TASK STATEMENT -
Collect all lines containing the word "pushing" from the data.

SUPPLIED RECORDS -
BEGIN
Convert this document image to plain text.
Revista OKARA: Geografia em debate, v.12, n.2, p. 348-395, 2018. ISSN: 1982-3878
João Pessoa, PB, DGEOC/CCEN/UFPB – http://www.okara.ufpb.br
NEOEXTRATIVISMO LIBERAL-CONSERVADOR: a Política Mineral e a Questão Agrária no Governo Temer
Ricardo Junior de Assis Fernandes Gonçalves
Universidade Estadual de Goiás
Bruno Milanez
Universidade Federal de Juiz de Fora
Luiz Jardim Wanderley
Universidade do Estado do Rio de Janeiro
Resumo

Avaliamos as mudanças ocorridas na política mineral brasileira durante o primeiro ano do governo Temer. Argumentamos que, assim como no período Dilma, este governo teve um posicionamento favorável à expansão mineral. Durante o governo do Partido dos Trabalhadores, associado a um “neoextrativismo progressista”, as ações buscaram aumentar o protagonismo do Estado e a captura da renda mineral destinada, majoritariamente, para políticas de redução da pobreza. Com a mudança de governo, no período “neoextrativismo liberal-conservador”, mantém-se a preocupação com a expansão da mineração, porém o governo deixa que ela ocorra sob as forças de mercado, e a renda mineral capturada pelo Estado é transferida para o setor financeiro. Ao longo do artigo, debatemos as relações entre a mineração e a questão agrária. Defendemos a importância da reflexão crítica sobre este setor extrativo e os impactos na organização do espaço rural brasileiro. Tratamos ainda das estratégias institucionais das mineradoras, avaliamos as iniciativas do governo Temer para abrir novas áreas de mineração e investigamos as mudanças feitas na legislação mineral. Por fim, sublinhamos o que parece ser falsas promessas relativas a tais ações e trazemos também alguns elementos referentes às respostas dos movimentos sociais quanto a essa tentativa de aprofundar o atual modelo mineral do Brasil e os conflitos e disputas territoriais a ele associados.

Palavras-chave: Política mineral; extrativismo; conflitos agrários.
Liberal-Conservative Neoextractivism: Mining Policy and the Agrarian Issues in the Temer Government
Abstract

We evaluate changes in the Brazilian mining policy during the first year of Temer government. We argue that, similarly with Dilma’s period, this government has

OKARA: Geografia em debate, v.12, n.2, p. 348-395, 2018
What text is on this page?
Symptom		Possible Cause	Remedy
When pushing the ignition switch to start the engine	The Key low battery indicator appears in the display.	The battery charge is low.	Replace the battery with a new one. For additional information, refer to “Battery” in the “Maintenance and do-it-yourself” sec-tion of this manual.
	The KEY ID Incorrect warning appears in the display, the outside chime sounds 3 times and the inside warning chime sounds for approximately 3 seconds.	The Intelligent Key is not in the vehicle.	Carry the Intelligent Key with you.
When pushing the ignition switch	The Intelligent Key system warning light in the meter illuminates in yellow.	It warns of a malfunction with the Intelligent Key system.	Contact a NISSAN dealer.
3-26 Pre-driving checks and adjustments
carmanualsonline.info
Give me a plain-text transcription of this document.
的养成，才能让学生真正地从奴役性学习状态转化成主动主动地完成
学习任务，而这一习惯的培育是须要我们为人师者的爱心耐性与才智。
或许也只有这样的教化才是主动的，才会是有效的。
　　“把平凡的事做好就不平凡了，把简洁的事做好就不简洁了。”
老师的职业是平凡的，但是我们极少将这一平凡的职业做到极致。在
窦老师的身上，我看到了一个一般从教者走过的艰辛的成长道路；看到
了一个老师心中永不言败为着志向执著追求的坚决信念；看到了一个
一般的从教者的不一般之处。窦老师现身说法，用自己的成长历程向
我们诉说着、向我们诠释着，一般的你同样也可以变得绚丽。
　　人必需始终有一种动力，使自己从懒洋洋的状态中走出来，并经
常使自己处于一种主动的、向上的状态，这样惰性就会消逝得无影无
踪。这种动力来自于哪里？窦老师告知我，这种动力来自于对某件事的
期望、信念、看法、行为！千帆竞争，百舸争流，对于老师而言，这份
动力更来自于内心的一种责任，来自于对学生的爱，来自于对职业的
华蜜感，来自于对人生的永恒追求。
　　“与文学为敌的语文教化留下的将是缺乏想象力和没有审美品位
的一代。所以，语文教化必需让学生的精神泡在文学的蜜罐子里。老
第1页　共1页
END
RESPONSE TO THIS EXERCISE -
When pushing the ignition switch to start the engine	The Key low battery indicator appears in the display.	The battery charge is low.	Replace the battery with a new one. For additional information, refer to “Battery” in the “Maintenance and do-it-yourself” sec-tion of this manual.
When pushing the ignition switch	The Intelligent Key system warning light in the meter illuminates in yellow.	It warns of a malfunction with the Intelligent Key system.	Contact a NISSAN dealer.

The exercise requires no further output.